» **Work instructions**:
All lines holding the string "Year" are to be shown.

[Records from a collection]
========================

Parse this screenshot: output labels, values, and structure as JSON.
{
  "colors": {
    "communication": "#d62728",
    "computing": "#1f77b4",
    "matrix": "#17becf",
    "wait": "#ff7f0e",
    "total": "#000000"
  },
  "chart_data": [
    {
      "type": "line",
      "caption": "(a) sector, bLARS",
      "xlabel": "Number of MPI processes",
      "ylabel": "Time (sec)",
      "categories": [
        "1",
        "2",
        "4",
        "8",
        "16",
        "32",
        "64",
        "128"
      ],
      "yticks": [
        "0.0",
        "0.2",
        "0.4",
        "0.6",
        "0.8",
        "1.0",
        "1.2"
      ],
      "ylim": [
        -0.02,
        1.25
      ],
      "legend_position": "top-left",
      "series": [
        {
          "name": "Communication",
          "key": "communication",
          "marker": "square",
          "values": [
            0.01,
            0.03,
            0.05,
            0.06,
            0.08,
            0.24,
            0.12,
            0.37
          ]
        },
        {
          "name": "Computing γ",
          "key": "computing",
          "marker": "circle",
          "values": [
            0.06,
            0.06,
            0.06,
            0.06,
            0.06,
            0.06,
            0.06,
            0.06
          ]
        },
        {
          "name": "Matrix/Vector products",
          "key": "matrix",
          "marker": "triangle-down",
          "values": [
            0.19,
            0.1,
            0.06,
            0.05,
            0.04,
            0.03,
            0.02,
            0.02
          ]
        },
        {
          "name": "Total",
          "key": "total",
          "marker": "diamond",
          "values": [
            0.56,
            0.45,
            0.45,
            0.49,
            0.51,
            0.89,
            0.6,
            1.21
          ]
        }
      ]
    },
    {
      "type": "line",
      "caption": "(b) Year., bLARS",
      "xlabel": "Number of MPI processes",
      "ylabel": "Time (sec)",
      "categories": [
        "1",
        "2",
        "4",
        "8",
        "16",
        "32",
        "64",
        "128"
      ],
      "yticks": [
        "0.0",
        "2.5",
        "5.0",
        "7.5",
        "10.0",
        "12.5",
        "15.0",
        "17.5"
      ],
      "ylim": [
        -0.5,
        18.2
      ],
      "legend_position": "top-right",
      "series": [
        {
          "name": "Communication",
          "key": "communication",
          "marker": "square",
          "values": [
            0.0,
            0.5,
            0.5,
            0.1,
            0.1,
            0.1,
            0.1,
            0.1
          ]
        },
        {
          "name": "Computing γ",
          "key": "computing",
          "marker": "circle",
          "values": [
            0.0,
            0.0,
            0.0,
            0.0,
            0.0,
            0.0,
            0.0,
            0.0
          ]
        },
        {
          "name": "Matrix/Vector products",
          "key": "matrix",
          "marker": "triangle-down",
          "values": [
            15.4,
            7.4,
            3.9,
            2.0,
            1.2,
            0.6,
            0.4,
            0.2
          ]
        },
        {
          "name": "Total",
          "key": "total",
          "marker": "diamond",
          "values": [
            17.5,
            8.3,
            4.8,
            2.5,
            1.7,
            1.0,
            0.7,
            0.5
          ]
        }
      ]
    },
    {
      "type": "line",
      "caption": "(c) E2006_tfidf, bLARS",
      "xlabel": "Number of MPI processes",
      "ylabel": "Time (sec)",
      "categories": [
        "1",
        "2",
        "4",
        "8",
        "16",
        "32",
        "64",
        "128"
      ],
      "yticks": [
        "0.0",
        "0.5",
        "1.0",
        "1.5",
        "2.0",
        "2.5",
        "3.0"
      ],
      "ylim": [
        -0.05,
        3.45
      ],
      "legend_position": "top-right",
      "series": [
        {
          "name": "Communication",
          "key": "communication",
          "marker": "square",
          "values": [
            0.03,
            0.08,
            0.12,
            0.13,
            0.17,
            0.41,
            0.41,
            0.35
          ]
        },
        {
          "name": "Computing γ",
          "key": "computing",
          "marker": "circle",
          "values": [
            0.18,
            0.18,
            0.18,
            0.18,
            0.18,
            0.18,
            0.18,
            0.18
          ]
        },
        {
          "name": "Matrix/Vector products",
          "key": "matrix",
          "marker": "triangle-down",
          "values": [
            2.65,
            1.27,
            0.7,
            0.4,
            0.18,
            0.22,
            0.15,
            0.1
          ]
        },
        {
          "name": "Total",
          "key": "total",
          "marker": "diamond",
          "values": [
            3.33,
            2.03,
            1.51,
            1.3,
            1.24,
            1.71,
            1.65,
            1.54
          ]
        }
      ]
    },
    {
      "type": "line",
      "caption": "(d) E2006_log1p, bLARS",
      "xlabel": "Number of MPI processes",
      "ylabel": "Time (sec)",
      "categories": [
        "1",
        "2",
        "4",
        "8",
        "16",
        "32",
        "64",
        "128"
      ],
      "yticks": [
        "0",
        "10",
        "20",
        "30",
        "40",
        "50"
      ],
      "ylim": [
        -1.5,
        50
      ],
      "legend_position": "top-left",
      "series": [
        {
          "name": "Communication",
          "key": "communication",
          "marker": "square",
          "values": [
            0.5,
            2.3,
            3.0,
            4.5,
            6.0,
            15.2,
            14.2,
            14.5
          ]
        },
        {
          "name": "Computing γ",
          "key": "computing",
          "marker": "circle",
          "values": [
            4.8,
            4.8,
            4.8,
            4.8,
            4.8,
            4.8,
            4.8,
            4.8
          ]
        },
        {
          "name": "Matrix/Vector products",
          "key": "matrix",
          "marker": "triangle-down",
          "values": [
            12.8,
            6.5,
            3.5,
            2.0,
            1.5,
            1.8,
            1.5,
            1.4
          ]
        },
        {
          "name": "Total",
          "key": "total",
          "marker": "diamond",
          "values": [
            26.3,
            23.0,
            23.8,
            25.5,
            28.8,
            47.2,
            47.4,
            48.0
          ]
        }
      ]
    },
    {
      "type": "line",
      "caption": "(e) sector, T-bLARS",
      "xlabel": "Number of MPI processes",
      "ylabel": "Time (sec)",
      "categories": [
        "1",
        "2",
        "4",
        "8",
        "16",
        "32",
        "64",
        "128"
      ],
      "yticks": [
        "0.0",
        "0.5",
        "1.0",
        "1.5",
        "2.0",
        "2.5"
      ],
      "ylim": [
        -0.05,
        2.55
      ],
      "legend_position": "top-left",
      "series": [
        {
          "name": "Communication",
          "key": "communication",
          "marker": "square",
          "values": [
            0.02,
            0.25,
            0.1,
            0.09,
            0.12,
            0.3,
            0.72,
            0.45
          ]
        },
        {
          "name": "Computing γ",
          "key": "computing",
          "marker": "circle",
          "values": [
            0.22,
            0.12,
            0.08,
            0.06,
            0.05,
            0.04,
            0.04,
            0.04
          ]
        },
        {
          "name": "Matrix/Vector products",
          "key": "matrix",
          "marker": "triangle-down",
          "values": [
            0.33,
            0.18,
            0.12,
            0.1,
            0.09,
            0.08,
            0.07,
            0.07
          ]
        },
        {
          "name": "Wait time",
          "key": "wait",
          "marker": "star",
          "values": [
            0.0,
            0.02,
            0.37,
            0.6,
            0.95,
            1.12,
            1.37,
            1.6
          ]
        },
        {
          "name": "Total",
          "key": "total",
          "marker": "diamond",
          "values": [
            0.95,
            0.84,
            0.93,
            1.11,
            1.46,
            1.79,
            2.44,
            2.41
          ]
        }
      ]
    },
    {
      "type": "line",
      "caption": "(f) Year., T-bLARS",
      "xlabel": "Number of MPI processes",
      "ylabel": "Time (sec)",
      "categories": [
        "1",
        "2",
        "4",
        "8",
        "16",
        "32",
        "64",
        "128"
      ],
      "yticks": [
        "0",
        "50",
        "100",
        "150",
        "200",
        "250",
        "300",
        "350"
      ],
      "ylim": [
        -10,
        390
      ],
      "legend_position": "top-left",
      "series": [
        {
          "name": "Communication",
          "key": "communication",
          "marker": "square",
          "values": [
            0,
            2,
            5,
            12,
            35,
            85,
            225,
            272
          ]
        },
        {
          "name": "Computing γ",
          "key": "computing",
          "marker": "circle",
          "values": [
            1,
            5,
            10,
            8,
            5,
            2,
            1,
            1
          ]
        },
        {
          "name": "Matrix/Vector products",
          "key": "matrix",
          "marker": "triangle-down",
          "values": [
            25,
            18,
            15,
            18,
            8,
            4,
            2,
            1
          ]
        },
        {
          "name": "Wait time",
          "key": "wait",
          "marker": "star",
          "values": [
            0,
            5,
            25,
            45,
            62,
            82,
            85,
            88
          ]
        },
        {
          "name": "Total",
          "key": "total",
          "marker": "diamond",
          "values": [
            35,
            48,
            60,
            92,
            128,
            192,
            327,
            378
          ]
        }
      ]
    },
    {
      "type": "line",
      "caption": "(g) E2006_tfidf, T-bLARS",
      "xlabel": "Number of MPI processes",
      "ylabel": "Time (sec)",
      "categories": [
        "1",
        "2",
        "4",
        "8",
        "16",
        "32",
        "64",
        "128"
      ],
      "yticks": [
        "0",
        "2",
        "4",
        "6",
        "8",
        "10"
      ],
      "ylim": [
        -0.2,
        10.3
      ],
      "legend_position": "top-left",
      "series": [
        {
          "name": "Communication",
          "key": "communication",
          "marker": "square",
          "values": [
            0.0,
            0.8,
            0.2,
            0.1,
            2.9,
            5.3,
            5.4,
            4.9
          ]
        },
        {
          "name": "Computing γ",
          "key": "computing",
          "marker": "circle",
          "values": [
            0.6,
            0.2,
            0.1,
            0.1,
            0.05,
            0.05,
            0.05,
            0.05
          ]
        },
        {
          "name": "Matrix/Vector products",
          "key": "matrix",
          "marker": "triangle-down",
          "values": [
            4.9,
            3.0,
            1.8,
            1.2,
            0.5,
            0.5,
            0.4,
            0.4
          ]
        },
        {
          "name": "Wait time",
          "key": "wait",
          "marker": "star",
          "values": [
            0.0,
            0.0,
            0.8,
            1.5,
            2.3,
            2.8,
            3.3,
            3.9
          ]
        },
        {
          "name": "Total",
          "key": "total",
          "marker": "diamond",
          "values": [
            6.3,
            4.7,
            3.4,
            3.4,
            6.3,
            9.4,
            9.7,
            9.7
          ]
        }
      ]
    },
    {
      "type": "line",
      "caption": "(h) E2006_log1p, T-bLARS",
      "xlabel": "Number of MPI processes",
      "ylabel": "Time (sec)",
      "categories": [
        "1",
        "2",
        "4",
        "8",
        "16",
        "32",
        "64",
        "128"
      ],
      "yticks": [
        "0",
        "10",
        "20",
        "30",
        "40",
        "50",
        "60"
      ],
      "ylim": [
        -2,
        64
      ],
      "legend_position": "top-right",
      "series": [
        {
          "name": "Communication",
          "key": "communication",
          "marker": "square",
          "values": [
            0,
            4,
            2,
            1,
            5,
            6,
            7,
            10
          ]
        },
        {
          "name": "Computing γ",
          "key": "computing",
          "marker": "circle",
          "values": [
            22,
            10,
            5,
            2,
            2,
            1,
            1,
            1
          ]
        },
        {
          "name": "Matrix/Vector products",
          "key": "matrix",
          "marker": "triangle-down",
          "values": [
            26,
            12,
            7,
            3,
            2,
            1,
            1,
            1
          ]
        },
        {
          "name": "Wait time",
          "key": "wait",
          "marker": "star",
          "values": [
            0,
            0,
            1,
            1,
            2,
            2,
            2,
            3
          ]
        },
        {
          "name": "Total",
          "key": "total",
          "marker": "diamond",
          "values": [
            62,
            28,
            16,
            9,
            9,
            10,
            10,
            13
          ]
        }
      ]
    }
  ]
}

========================

» **Task answer**:
      "caption": "(b) Year., bLARS",
      "caption": "(f) Year., T-bLARS",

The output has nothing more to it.